_Exercise instructions_: Rewrite the rows below, changing "screenshot" to "screen capture" and leaving everything else as it is. Omit the pictures.

---*---

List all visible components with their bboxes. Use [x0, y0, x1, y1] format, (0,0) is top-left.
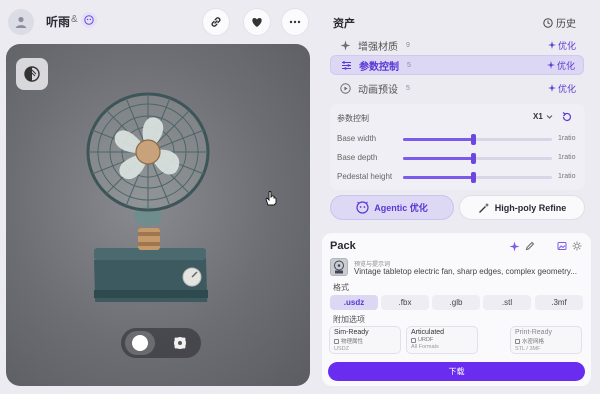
assets-title: 资产	[333, 18, 355, 30]
asset-count: 9	[406, 41, 410, 49]
favorite-button[interactable]	[243, 8, 271, 36]
edit-button[interactable]	[524, 240, 536, 252]
slider-label: Pedestal height	[337, 172, 393, 181]
ai-generate-button[interactable]	[508, 240, 520, 252]
format-label: 格式	[333, 283, 349, 292]
half-circle-icon	[24, 66, 40, 82]
prompt-text[interactable]: Vintage tabletop electric fan, sharp edg…	[354, 267, 584, 276]
multiplier-select[interactable]: X1	[533, 112, 553, 121]
format-option[interactable]: .fbx	[381, 295, 429, 310]
option-sim-ready[interactable]: Sim-Ready 物理属性 USDZ	[329, 326, 401, 354]
sparkle-icon	[340, 40, 350, 50]
slider-label: Base depth	[337, 153, 378, 162]
format-option[interactable]: .3mf	[535, 295, 583, 310]
gear-icon	[572, 241, 582, 251]
format-option[interactable]: .usdz	[330, 295, 378, 310]
asset-row-params[interactable]: 参数控制 5 优化	[330, 55, 584, 75]
link-icon	[211, 17, 221, 27]
hand-cursor-icon	[265, 191, 277, 206]
gallery-button[interactable]	[556, 240, 568, 252]
reset-icon	[562, 112, 572, 121]
user-name: 听雨	[46, 15, 71, 29]
slider-thumb[interactable]	[471, 134, 477, 145]
checkbox-icon[interactable]	[334, 338, 339, 344]
slider-track[interactable]	[403, 172, 552, 183]
asset-count: 5	[407, 61, 411, 69]
agent-face-icon	[84, 15, 94, 25]
render-mode-toggle[interactable]	[121, 328, 201, 358]
slider-fill	[403, 138, 474, 141]
texture-mode-option[interactable]	[165, 331, 195, 355]
image-icon	[557, 242, 567, 250]
slider-track[interactable]	[403, 153, 552, 164]
preview-thumbnail[interactable]	[330, 258, 348, 276]
history-button[interactable]: 历史	[543, 15, 576, 30]
asset-label: 参数控制	[359, 61, 399, 73]
texture-mode-icon	[174, 337, 186, 349]
format-option[interactable]: .glb	[432, 295, 480, 310]
chevron-down-icon	[546, 115, 553, 119]
magic-wand-icon	[478, 202, 489, 213]
reset-button[interactable]	[561, 110, 573, 128]
lighting-mode-button[interactable]	[16, 58, 48, 90]
slider-value: 1ratio	[558, 154, 576, 161]
play-circle-icon	[339, 82, 351, 94]
slider-fill	[403, 157, 474, 160]
checkbox-icon[interactable]	[411, 337, 416, 343]
solid-mode-icon	[132, 335, 148, 351]
download-button[interactable]: 下载	[328, 362, 585, 381]
agentic-optimize-button[interactable]: Agentic 优化	[330, 195, 454, 220]
user-avatar[interactable]	[8, 9, 34, 35]
optimize-button[interactable]: 优化	[547, 82, 576, 95]
history-label: 历史	[556, 19, 576, 30]
high-poly-refine-button[interactable]: High-poly Refine	[459, 195, 585, 220]
pencil-icon	[525, 241, 535, 251]
share-link-button[interactable]	[202, 8, 230, 36]
clock-icon	[543, 17, 553, 28]
collaborator-badge[interactable]	[81, 12, 97, 28]
asset-label: 动画预设	[358, 84, 398, 96]
asset-row-materials[interactable]: 增强材质 9 优化	[330, 35, 584, 55]
slider-value: 1ratio	[558, 135, 576, 142]
asset-count: 5	[406, 84, 410, 92]
model-viewport[interactable]	[6, 44, 310, 386]
option-articulated[interactable]: Articulated URDF All Formats	[406, 326, 478, 354]
sparkle-icon	[509, 241, 519, 251]
slider-track[interactable]	[403, 134, 552, 145]
collab-separator: &	[71, 14, 78, 25]
sparkle-icon	[546, 61, 555, 69]
more-options-button[interactable]	[281, 8, 309, 36]
checkbox-icon[interactable]	[515, 338, 520, 344]
fan-model-preview	[86, 92, 210, 302]
agent-face-icon	[356, 201, 369, 214]
optimize-button[interactable]: 优化	[547, 39, 576, 52]
fan-thumbnail-icon	[334, 260, 344, 274]
slider-label: Base width	[337, 134, 377, 143]
more-icon	[289, 20, 301, 24]
pack-title: Pack	[330, 240, 356, 252]
high-poly-refine-label: High-poly Refine	[494, 202, 567, 213]
format-option[interactable]: .stl	[483, 295, 531, 310]
sparkle-icon	[547, 41, 556, 49]
user-icon	[15, 16, 27, 28]
param-control-title: 参数控制	[337, 114, 369, 123]
option-print-ready[interactable]: Print-Ready 水密网格 STL / 3MF	[510, 326, 582, 354]
extras-label: 附加选项	[333, 315, 365, 324]
optimize-button[interactable]: 优化	[546, 59, 575, 72]
slider-thumb[interactable]	[471, 153, 477, 164]
slider-fill	[403, 176, 474, 179]
settings-button[interactable]	[571, 240, 583, 252]
heart-icon	[252, 18, 262, 27]
sparkle-icon	[547, 84, 556, 92]
asset-label: 增强材质	[358, 41, 398, 53]
asset-row-animation[interactable]: 动画预设 5 优化	[330, 78, 584, 98]
agentic-optimize-label: Agentic 优化	[374, 203, 428, 213]
slider-value: 1ratio	[558, 173, 576, 180]
sliders-icon	[341, 60, 351, 70]
slider-thumb[interactable]	[471, 172, 477, 183]
solid-mode-option[interactable]	[125, 331, 155, 355]
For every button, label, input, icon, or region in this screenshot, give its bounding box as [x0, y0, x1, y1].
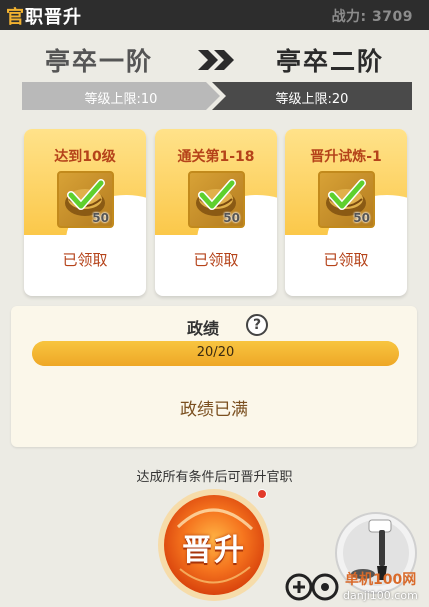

---*---

_Reply to the task_:
List all visible components with their bboxes. Use [x0, y0, x1, y1] format, (0,0) is top-left.
assets-title: 资产	[333, 18, 355, 30]
asset-count: 9	[406, 41, 410, 49]
favorite-button[interactable]	[243, 8, 271, 36]
edit-button[interactable]	[524, 240, 536, 252]
slider-label: Pedestal height	[337, 172, 393, 181]
ai-generate-button[interactable]	[508, 240, 520, 252]
format-label: 格式	[333, 283, 349, 292]
half-circle-icon	[24, 66, 40, 82]
prompt-text[interactable]: Vintage tabletop electric fan, sharp edg…	[354, 267, 584, 276]
multiplier-select[interactable]: X1	[533, 112, 553, 121]
format-option[interactable]: .fbx	[381, 295, 429, 310]
option-sim-ready[interactable]: Sim-Ready 物理属性 USDZ	[329, 326, 401, 354]
sparkle-icon	[340, 40, 350, 50]
slider-label: Base depth	[337, 153, 378, 162]
format-option[interactable]: .3mf	[535, 295, 583, 310]
gear-icon	[572, 241, 582, 251]
format-option[interactable]: .usdz	[330, 295, 378, 310]
asset-row-params[interactable]: 参数控制 5 优化	[330, 55, 584, 75]
link-icon	[211, 17, 221, 27]
hand-cursor-icon	[265, 191, 277, 206]
gallery-button[interactable]	[556, 240, 568, 252]
reset-icon	[562, 112, 572, 121]
user-name: 听雨	[46, 15, 71, 29]
slider-thumb[interactable]	[471, 134, 477, 145]
checkbox-icon[interactable]	[334, 338, 339, 344]
slider-track[interactable]	[403, 172, 552, 183]
asset-count: 5	[407, 61, 411, 69]
agent-face-icon	[84, 15, 94, 25]
render-mode-toggle[interactable]	[121, 328, 201, 358]
slider-fill	[403, 138, 474, 141]
texture-mode-option[interactable]	[165, 331, 195, 355]
image-icon	[557, 242, 567, 250]
slider-track[interactable]	[403, 153, 552, 164]
preview-thumbnail[interactable]	[330, 258, 348, 276]
history-button[interactable]: 历史	[543, 15, 576, 30]
asset-label: 参数控制	[359, 61, 399, 73]
texture-mode-icon	[174, 337, 186, 349]
format-option[interactable]: .glb	[432, 295, 480, 310]
chevron-down-icon	[546, 115, 553, 119]
magic-wand-icon	[478, 202, 489, 213]
reset-button[interactable]	[561, 110, 573, 128]
lighting-mode-button[interactable]	[16, 58, 48, 90]
slider-value: 1ratio	[558, 154, 576, 161]
play-circle-icon	[339, 82, 351, 94]
slider-fill	[403, 157, 474, 160]
checkbox-icon[interactable]	[411, 337, 416, 343]
solid-mode-icon	[132, 335, 148, 351]
download-button[interactable]: 下载	[328, 362, 585, 381]
agentic-optimize-button[interactable]: Agentic 优化	[330, 195, 454, 220]
user-avatar[interactable]	[8, 9, 34, 35]
optimize-button[interactable]: 优化	[547, 82, 576, 95]
history-label: 历史	[556, 19, 576, 30]
high-poly-refine-button[interactable]: High-poly Refine	[459, 195, 585, 220]
pencil-icon	[525, 241, 535, 251]
share-link-button[interactable]	[202, 8, 230, 36]
clock-icon	[543, 17, 553, 28]
collaborator-badge[interactable]	[81, 12, 97, 28]
asset-label: 动画预设	[358, 84, 398, 96]
asset-row-materials[interactable]: 增强材质 9 优化	[330, 35, 584, 55]
slider-value: 1ratio	[558, 135, 576, 142]
asset-count: 5	[406, 84, 410, 92]
model-viewport[interactable]	[6, 44, 310, 386]
option-articulated[interactable]: Articulated URDF All Formats	[406, 326, 478, 354]
sparkle-icon	[509, 241, 519, 251]
slider-track[interactable]	[403, 134, 552, 145]
collab-separator: &	[71, 14, 78, 25]
sparkle-icon	[546, 61, 555, 69]
more-options-button[interactable]	[281, 8, 309, 36]
checkbox-icon[interactable]	[515, 338, 520, 344]
fan-model-preview	[86, 92, 210, 302]
agent-face-icon	[356, 201, 369, 214]
optimize-button[interactable]: 优化	[547, 39, 576, 52]
fan-thumbnail-icon	[334, 260, 344, 274]
slider-label: Base width	[337, 134, 377, 143]
more-icon	[289, 20, 301, 24]
pack-title: Pack	[330, 240, 356, 252]
high-poly-refine-label: High-poly Refine	[494, 202, 567, 213]
format-option[interactable]: .stl	[483, 295, 531, 310]
sparkle-icon	[547, 41, 556, 49]
user-icon	[15, 16, 27, 28]
param-control-title: 参数控制	[337, 114, 369, 123]
option-print-ready[interactable]: Print-Ready 水密网格 STL / 3MF	[510, 326, 582, 354]
extras-label: 附加选项	[333, 315, 365, 324]
optimize-button[interactable]: 优化	[546, 59, 575, 72]
slider-thumb[interactable]	[471, 153, 477, 164]
slider-fill	[403, 176, 474, 179]
settings-button[interactable]	[571, 240, 583, 252]
heart-icon	[252, 18, 262, 27]
sparkle-icon	[547, 84, 556, 92]
asset-label: 增强材质	[358, 41, 398, 53]
asset-row-animation[interactable]: 动画预设 5 优化	[330, 78, 584, 98]
agentic-optimize-label: Agentic 优化	[374, 203, 428, 213]
slider-value: 1ratio	[558, 173, 576, 180]
sliders-icon	[341, 60, 351, 70]
slider-thumb[interactable]	[471, 172, 477, 183]
solid-mode-option[interactable]	[125, 331, 155, 355]
For every button, label, input, icon, or region in this screen capture, give its bounding box as [x0, y0, x1, y1].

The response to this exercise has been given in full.